▼

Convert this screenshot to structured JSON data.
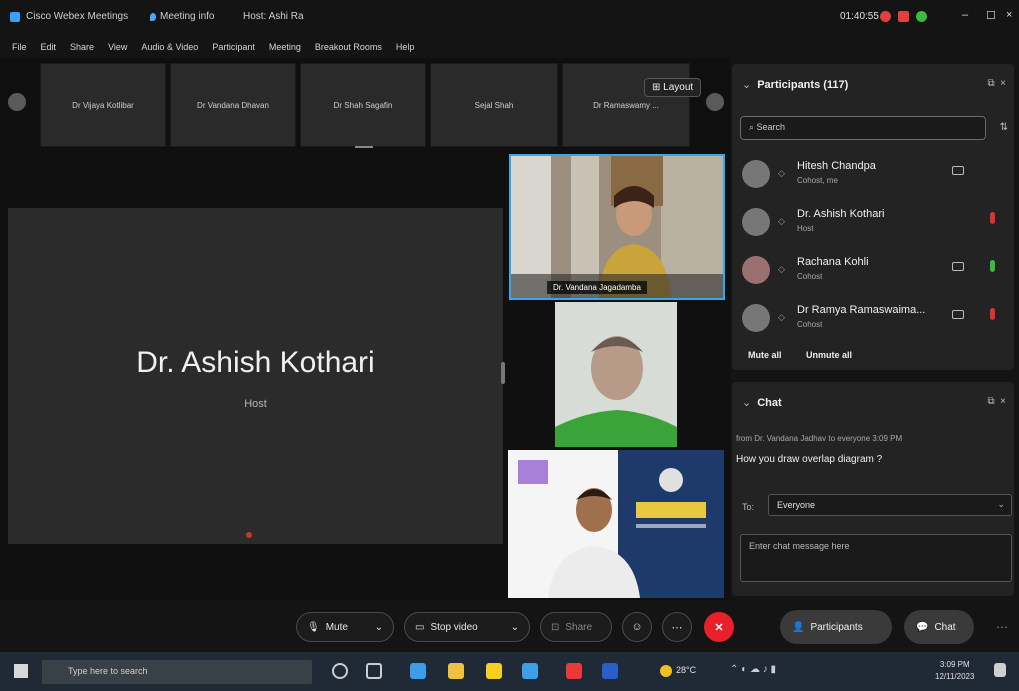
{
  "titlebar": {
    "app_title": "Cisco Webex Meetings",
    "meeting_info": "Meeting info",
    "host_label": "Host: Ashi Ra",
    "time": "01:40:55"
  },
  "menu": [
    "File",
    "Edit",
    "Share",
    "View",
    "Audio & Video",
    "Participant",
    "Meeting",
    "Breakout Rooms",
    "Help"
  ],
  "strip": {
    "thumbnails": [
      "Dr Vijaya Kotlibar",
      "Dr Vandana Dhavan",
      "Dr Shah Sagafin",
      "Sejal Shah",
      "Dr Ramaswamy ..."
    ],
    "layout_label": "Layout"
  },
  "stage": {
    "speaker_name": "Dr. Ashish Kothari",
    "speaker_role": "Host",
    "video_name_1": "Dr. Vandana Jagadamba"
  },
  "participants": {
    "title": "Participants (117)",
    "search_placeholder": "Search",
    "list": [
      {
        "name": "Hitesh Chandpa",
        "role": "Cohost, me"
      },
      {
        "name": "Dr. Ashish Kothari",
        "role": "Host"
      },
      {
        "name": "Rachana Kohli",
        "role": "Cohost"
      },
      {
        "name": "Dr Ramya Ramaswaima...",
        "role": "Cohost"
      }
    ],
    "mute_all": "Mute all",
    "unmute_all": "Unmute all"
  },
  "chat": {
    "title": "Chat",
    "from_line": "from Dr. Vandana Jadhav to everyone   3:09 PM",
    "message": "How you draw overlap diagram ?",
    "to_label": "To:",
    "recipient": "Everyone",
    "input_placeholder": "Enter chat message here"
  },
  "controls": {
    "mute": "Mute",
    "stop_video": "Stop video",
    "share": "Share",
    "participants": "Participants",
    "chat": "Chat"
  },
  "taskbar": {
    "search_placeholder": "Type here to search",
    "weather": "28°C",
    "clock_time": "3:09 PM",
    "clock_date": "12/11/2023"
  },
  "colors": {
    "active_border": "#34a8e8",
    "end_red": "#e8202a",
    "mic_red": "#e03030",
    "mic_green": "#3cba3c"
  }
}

▲

■ PROBLEM STATEMENT
Using the data above, write out every line exactly, leaving the images behind.

■ ANSWER TO THIS PROBLEM
Convert this screenshot to structured JSON data.
{
  "titlebar": {
    "app_title": "Cisco Webex Meetings",
    "meeting_info": "Meeting info",
    "host_label": "Host: Ashi Ra",
    "time": "01:40:55"
  },
  "menu": [
    "File",
    "Edit",
    "Share",
    "View",
    "Audio & Video",
    "Participant",
    "Meeting",
    "Breakout Rooms",
    "Help"
  ],
  "strip": {
    "thumbnails": [
      "Dr Vijaya Kotlibar",
      "Dr Vandana Dhavan",
      "Dr Shah Sagafin",
      "Sejal Shah",
      "Dr Ramaswamy ..."
    ],
    "layout_label": "Layout"
  },
  "stage": {
    "speaker_name": "Dr. Ashish Kothari",
    "speaker_role": "Host",
    "video_name_1": "Dr. Vandana Jagadamba"
  },
  "participants": {
    "title": "Participants (117)",
    "search_placeholder": "Search",
    "list": [
      {
        "name": "Hitesh Chandpa",
        "role": "Cohost, me"
      },
      {
        "name": "Dr. Ashish Kothari",
        "role": "Host"
      },
      {
        "name": "Rachana Kohli",
        "role": "Cohost"
      },
      {
        "name": "Dr Ramya Ramaswaima...",
        "role": "Cohost"
      }
    ],
    "mute_all": "Mute all",
    "unmute_all": "Unmute all"
  },
  "chat": {
    "title": "Chat",
    "from_line": "from Dr. Vandana Jadhav to everyone   3:09 PM",
    "message": "How you draw overlap diagram ?",
    "to_label": "To:",
    "recipient": "Everyone",
    "input_placeholder": "Enter chat message here"
  },
  "controls": {
    "mute": "Mute",
    "stop_video": "Stop video",
    "share": "Share",
    "participants": "Participants",
    "chat": "Chat"
  },
  "taskbar": {
    "search_placeholder": "Type here to search",
    "weather": "28°C",
    "clock_time": "3:09 PM",
    "clock_date": "12/11/2023"
  },
  "colors": {
    "active_border": "#34a8e8",
    "end_red": "#e8202a",
    "mic_red": "#e03030",
    "mic_green": "#3cba3c"
  }
}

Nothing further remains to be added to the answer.